= What to do =
Go through the material below and copy each line where the word "complete" appears.

= Extracted records =
* START *

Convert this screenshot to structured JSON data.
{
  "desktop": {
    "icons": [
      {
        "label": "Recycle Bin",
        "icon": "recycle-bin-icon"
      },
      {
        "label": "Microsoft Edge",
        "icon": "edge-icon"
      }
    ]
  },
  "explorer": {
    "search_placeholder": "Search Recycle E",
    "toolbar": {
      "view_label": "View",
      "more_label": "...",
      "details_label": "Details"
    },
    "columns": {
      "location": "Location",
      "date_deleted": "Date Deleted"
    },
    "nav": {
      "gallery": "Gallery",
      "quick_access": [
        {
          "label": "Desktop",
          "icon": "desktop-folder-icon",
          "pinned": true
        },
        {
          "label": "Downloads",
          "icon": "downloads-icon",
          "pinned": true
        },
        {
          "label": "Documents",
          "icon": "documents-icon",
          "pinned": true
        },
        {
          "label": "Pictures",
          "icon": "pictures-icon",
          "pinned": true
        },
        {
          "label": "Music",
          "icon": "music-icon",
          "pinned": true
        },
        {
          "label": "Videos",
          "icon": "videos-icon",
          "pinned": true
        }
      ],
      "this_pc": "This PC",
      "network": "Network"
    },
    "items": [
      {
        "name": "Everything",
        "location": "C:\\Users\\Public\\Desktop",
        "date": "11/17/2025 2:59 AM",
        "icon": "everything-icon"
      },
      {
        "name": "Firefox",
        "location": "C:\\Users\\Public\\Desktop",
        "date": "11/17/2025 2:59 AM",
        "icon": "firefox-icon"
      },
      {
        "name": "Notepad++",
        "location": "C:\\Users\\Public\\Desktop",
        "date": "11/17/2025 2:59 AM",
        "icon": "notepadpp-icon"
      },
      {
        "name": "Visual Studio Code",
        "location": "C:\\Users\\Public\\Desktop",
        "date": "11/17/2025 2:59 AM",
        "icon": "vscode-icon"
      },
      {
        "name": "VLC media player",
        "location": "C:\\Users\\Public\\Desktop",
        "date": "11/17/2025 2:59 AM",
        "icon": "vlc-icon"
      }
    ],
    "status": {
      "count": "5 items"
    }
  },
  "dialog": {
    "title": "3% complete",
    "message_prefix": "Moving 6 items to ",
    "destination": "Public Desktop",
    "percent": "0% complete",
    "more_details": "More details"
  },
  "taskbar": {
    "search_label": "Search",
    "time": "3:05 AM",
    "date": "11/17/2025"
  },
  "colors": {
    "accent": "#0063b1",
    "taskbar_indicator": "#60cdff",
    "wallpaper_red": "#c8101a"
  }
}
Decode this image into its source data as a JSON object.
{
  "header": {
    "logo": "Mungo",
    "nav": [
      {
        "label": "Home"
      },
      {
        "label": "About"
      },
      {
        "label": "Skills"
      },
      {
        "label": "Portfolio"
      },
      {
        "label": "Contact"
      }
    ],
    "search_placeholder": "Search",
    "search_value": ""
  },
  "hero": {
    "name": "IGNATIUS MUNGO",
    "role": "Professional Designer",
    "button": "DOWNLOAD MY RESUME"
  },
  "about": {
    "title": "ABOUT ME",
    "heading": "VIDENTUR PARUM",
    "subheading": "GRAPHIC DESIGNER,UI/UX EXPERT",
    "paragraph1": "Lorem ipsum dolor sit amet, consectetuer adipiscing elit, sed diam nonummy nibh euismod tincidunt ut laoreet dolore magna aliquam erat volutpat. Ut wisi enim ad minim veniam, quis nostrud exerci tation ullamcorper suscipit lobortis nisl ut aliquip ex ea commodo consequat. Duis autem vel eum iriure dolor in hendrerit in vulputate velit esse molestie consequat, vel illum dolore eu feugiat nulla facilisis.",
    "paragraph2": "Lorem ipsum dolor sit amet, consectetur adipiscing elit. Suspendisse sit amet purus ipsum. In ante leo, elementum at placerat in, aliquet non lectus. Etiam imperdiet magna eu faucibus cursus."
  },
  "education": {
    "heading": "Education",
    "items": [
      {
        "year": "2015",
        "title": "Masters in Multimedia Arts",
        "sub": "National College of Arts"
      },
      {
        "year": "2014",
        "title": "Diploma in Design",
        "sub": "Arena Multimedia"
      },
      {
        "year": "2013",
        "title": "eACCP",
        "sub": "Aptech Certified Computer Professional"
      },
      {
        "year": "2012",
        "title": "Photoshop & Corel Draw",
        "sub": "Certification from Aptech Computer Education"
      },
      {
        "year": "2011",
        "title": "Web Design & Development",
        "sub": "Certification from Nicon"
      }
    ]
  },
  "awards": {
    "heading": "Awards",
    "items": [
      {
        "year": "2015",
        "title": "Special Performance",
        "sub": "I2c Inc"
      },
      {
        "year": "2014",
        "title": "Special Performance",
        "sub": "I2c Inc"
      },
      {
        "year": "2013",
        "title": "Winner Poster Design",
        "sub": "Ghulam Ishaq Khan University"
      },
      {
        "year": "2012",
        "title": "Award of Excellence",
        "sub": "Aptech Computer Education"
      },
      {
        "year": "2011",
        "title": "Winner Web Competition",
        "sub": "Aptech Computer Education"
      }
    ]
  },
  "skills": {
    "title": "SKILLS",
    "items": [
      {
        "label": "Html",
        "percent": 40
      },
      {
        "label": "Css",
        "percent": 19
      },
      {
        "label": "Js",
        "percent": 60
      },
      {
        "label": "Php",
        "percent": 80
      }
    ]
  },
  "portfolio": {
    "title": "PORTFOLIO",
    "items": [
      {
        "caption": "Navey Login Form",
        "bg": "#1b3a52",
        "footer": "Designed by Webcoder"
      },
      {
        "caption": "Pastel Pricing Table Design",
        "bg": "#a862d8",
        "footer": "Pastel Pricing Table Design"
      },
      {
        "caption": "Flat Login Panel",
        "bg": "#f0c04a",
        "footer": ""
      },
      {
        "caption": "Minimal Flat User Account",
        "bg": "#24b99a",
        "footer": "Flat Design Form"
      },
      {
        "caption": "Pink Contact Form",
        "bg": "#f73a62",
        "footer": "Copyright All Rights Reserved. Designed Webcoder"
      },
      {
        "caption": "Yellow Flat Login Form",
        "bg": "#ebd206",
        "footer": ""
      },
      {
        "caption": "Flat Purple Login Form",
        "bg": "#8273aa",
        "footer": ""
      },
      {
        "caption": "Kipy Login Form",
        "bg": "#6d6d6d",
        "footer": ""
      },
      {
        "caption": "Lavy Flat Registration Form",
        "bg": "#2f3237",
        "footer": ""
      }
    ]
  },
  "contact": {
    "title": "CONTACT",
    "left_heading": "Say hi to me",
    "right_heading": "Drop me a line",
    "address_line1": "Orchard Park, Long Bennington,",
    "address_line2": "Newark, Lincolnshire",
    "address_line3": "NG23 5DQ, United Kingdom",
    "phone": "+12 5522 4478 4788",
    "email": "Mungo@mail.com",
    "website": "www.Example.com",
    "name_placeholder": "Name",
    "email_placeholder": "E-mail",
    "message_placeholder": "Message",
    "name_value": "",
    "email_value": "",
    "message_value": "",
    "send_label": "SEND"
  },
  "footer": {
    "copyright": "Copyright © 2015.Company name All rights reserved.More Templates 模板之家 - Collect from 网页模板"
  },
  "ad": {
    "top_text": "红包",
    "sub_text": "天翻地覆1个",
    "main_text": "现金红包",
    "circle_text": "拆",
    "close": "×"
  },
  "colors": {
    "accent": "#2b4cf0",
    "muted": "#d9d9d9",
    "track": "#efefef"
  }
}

* END *

= Expected output =
    "title": "3% complete",
    "percent": "0% complete",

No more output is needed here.